=== STORED ROWS ===
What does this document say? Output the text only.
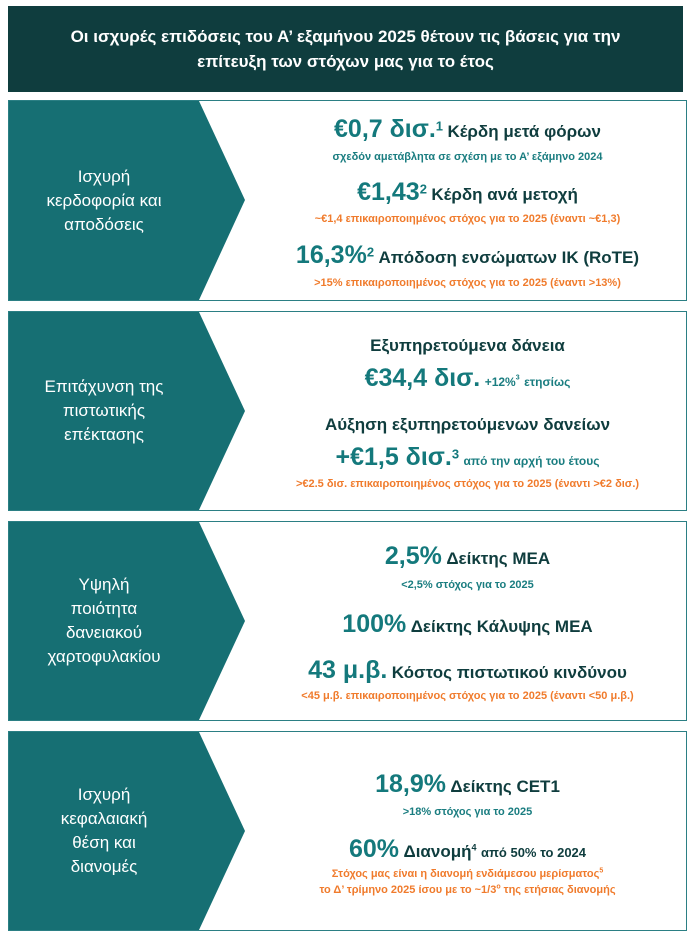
Οι ισχυρές επιδόσεις του Α’ εξαμήνου 2025 θέτουν τις βάσεις για την
επίτευξη των στόχων μας για το έτος
Ισχυρή
κερδοφορία και
αποδόσεις
€0,7 δισ.$^1$ Κέρδη μετά φόρων
σχεδόν αμετάβλητα σε σχέση με το Α’ εξάμηνο 2024
€1,43$^2$ Κέρδη ανά μετοχή
~€1,4 επικαιροποιημένος στόχος για το 2025 (έναντι ~€1,3)
16,3%$^2$ Απόδοση ενσώματων ΙΚ (RoTE)
>15% επικαιροποιημένος στόχος για το 2025 (έναντι >13%)
Επιτάχυνση της
πιστωτικής
επέκτασης
Εξυπηρετούμενα δάνεια
€34,4 δισ. +12%$^3$ ετησίως
Αύξηση εξυπηρετούμενων δανείων
+€1,5 δισ.$^3$ από την αρχή του έτους
>€2.5 δισ. επικαιροποιημένος στόχος για το 2025 (έναντι >€2 δισ.)
Υψηλή
ποιότητα
δανειακού
χαρτοφυλακίου
2,5% Δείκτης ΜΕΑ
<2,5% στόχος για το 2025
100% Δείκτης Κάλυψης ΜΕΑ
43 μ.β. Κόστος πιστωτικού κινδύνου
<45 μ.β. επικαιροποιημένος στόχος για το 2025 (έναντι <50 μ.β.)
Ισχυρή
κεφαλαιακή
θέση και
διανομές
18,9% Δείκτης CET1
>18% στόχος για το 2025
60% Διανομή$^4$ από 50% το 2024
Στόχος μας είναι η διανομή ενδιάμεσου μερίσματος$^5$
το Δ’ τρίμηνο 2025 ίσου με το $\sim 1/3^o$ της ετήσιας διανομής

=== TASK PROMPT ===
Every line of text is to be repeated exactly; pictures are left out.

=== RIGHT ANSWER ===
What does this document say? Output the text only.
Οι ισχυρές επιδόσεις του Α’ εξαμήνου 2025 θέτουν τις βάσεις για την
επίτευξη των στόχων μας για το έτος
Ισχυρή
κερδοφορία και
αποδόσεις
€0,7 δισ.$^1$ Κέρδη μετά φόρων
σχεδόν αμετάβλητα σε σχέση με το Α’ εξάμηνο 2024
€1,43$^2$ Κέρδη ανά μετοχή
~€1,4 επικαιροποιημένος στόχος για το 2025 (έναντι ~€1,3)
16,3%$^2$ Απόδοση ενσώματων ΙΚ (RoTE)
>15% επικαιροποιημένος στόχος για το 2025 (έναντι >13%)
Επιτάχυνση της
πιστωτικής
επέκτασης
Εξυπηρετούμενα δάνεια
€34,4 δισ. +12%$^3$ ετησίως
Αύξηση εξυπηρετούμενων δανείων
+€1,5 δισ.$^3$ από την αρχή του έτους
>€2.5 δισ. επικαιροποιημένος στόχος για το 2025 (έναντι >€2 δισ.)
Υψηλή
ποιότητα
δανειακού
χαρτοφυλακίου
2,5% Δείκτης ΜΕΑ
<2,5% στόχος για το 2025
100% Δείκτης Κάλυψης ΜΕΑ
43 μ.β. Κόστος πιστωτικού κινδύνου
<45 μ.β. επικαιροποιημένος στόχος για το 2025 (έναντι <50 μ.β.)
Ισχυρή
κεφαλαιακή
θέση και
διανομές
18,9% Δείκτης CET1
>18% στόχος για το 2025
60% Διανομή$^4$ από 50% το 2024
Στόχος μας είναι η διανομή ενδιάμεσου μερίσματος$^5$
το Δ’ τρίμηνο 2025 ίσου με το $\sim 1/3^o$ της ετήσιας διανομής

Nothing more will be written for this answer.